_AIM_
Give only the number of lines in the listing below where the string "because" occurs.

Saved data entries:
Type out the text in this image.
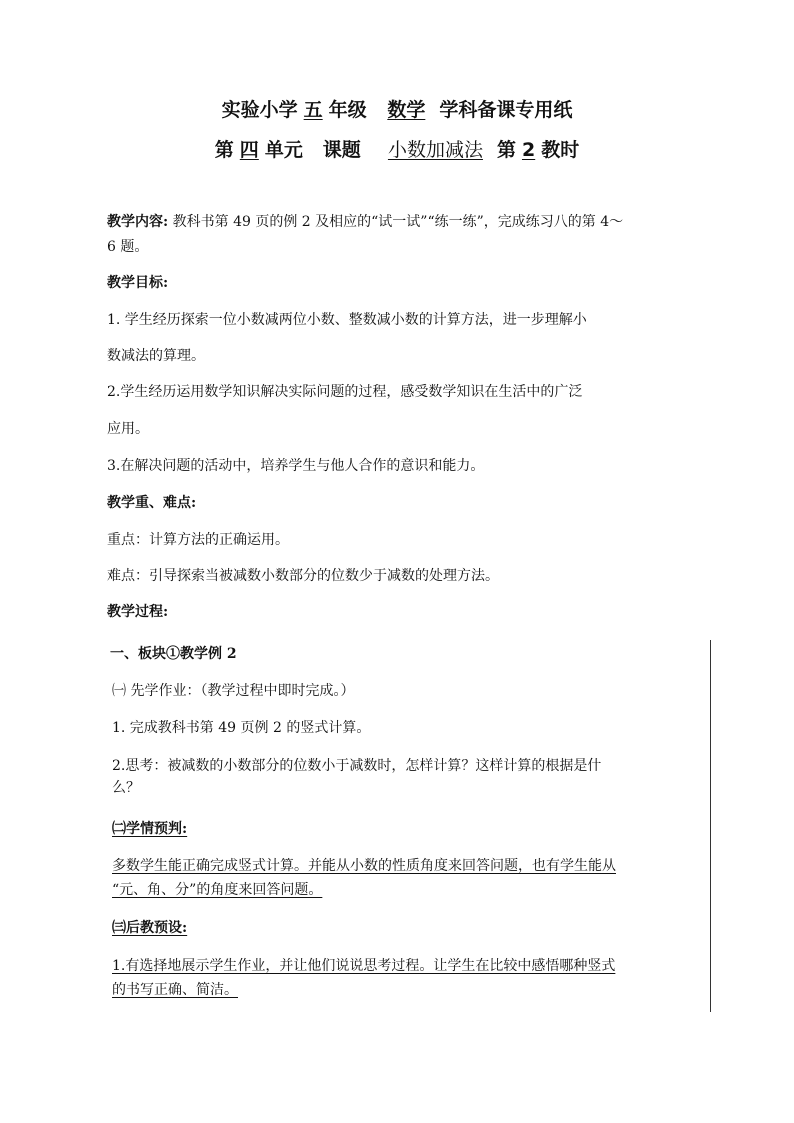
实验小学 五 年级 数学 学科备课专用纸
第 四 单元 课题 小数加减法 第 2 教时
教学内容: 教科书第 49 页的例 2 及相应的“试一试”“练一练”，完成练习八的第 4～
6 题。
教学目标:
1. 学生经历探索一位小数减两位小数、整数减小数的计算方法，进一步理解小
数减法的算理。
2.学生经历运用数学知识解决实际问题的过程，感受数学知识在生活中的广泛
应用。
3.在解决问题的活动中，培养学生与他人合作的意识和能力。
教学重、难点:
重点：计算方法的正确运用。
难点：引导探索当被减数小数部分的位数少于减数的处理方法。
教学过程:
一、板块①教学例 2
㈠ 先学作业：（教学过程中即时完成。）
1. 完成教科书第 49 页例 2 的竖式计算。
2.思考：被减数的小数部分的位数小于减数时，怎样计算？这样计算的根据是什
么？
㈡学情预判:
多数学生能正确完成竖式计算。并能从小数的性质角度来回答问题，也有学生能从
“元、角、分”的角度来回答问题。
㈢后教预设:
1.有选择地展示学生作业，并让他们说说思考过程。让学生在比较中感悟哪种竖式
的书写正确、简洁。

...

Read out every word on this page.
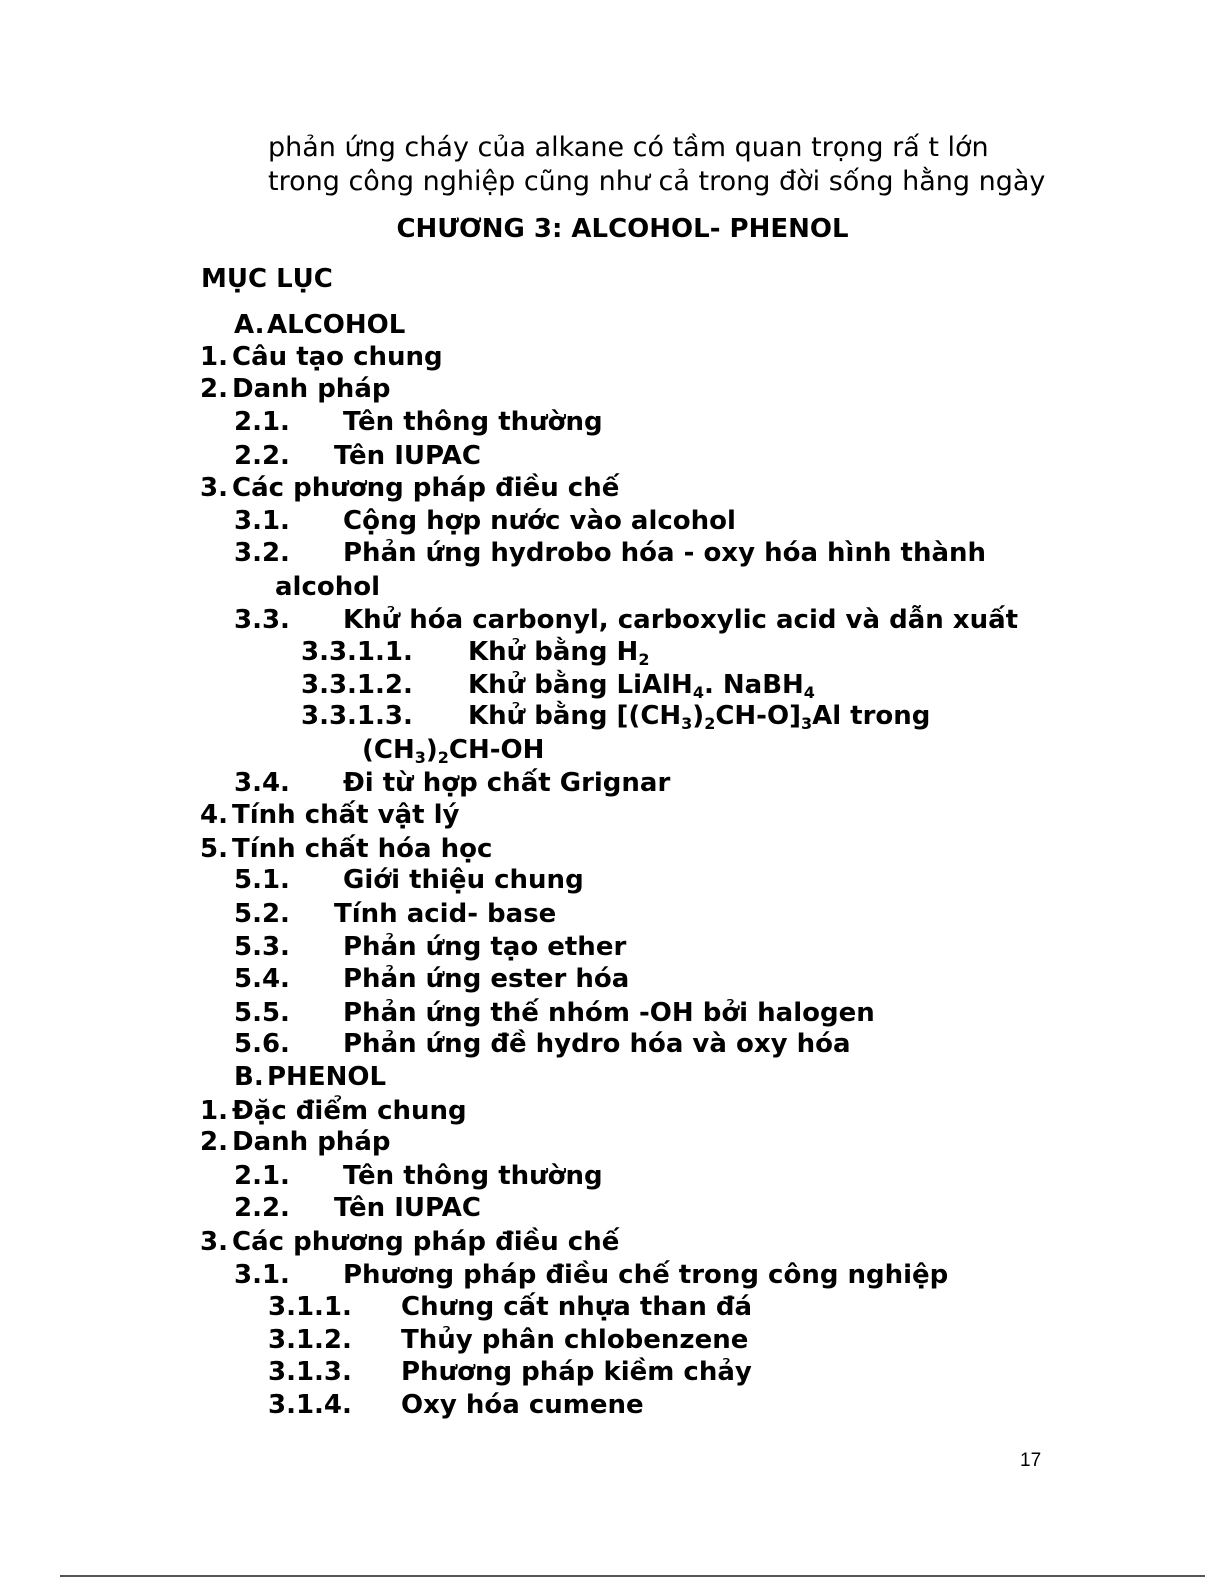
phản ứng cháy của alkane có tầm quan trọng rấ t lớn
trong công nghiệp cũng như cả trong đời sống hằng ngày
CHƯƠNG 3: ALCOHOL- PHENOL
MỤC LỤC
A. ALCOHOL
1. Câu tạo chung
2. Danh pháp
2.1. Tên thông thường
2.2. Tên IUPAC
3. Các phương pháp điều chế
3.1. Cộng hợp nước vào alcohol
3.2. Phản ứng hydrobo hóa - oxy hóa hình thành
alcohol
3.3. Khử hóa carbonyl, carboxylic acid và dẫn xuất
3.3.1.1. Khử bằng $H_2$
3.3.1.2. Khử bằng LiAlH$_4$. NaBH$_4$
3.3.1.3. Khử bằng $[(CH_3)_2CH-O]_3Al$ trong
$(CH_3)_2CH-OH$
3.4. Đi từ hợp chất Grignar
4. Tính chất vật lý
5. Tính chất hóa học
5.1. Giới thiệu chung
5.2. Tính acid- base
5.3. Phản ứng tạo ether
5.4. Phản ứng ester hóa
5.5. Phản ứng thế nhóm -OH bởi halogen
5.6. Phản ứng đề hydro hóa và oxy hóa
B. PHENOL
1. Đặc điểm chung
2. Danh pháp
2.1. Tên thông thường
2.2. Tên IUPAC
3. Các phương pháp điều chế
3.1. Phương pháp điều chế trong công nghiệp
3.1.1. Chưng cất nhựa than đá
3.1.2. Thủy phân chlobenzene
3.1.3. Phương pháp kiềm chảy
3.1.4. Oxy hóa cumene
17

* * *

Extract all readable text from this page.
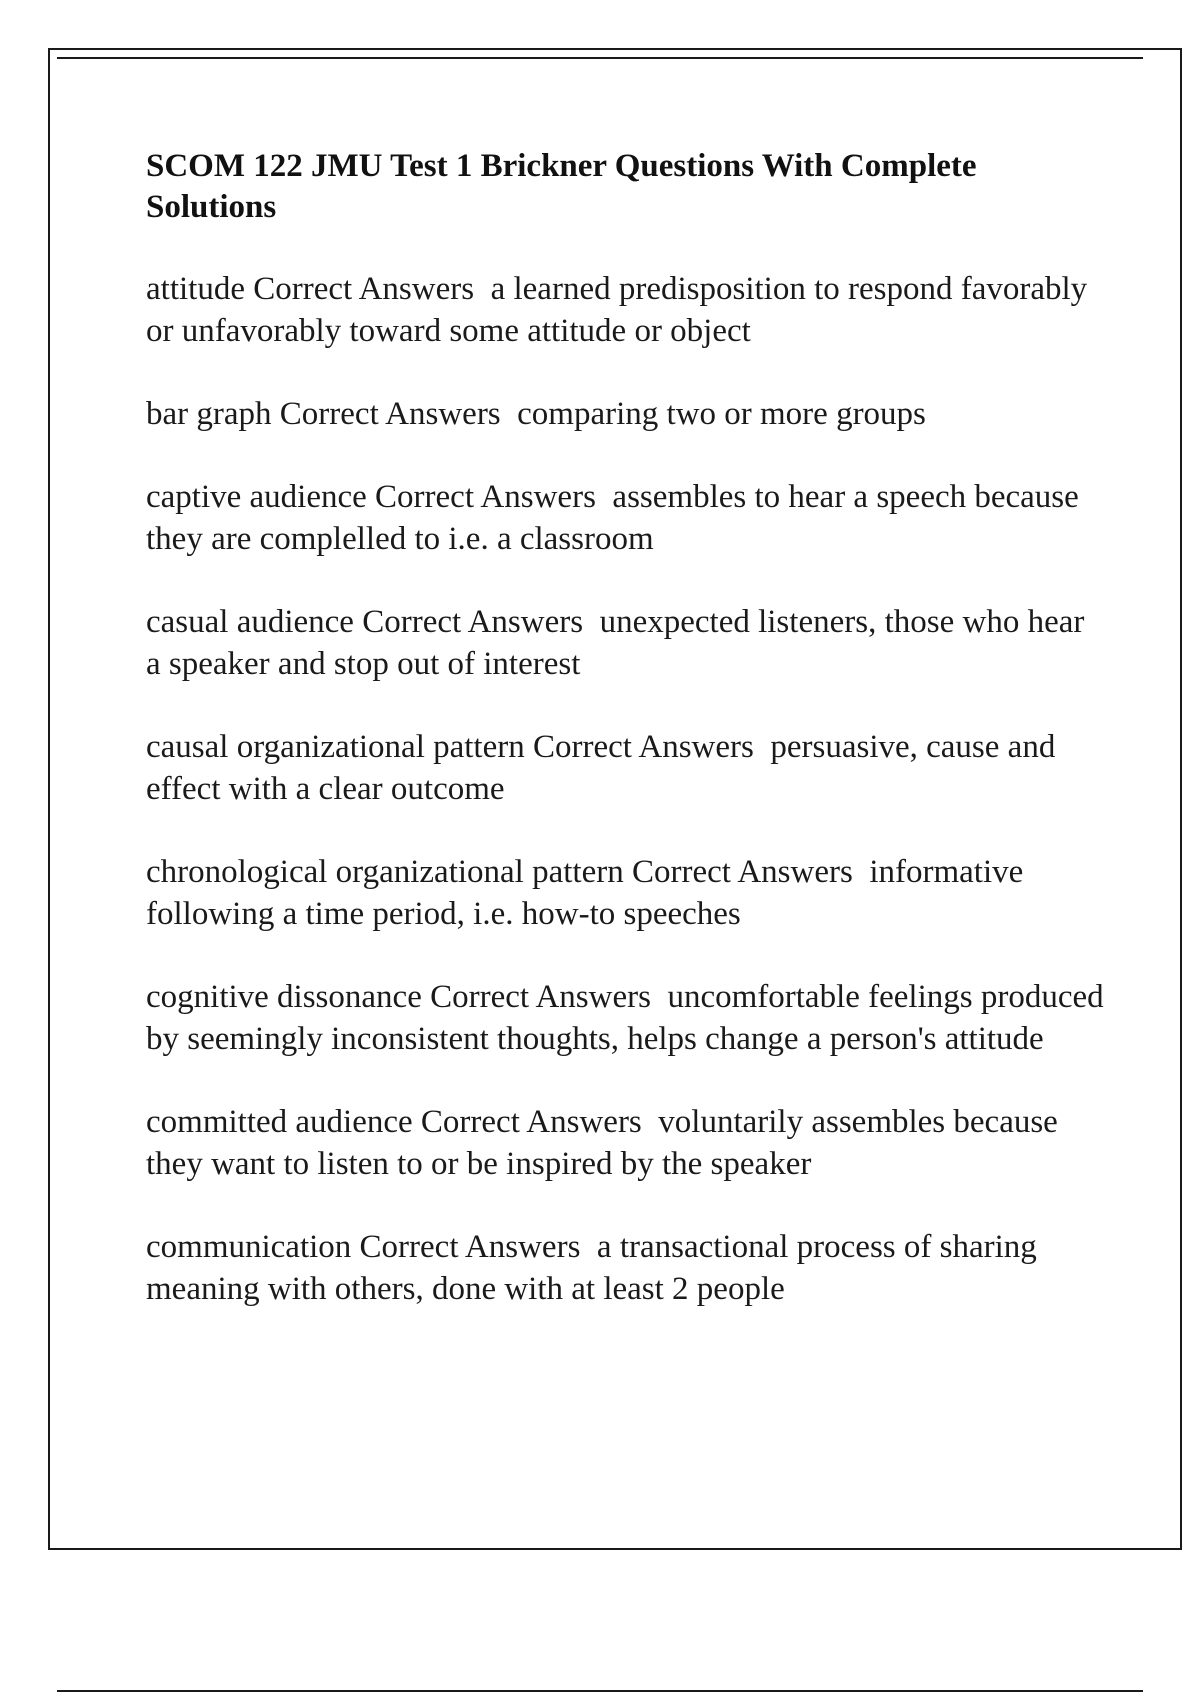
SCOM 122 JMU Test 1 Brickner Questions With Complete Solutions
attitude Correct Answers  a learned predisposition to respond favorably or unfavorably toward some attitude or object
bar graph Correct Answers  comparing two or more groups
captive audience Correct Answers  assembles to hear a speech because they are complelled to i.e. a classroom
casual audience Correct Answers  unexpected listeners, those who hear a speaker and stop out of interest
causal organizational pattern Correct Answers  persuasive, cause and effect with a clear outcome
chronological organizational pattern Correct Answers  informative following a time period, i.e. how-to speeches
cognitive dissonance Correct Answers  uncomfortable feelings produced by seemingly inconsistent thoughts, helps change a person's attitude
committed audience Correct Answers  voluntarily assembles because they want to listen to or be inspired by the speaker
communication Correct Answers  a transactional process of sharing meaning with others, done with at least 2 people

_REPLY_
2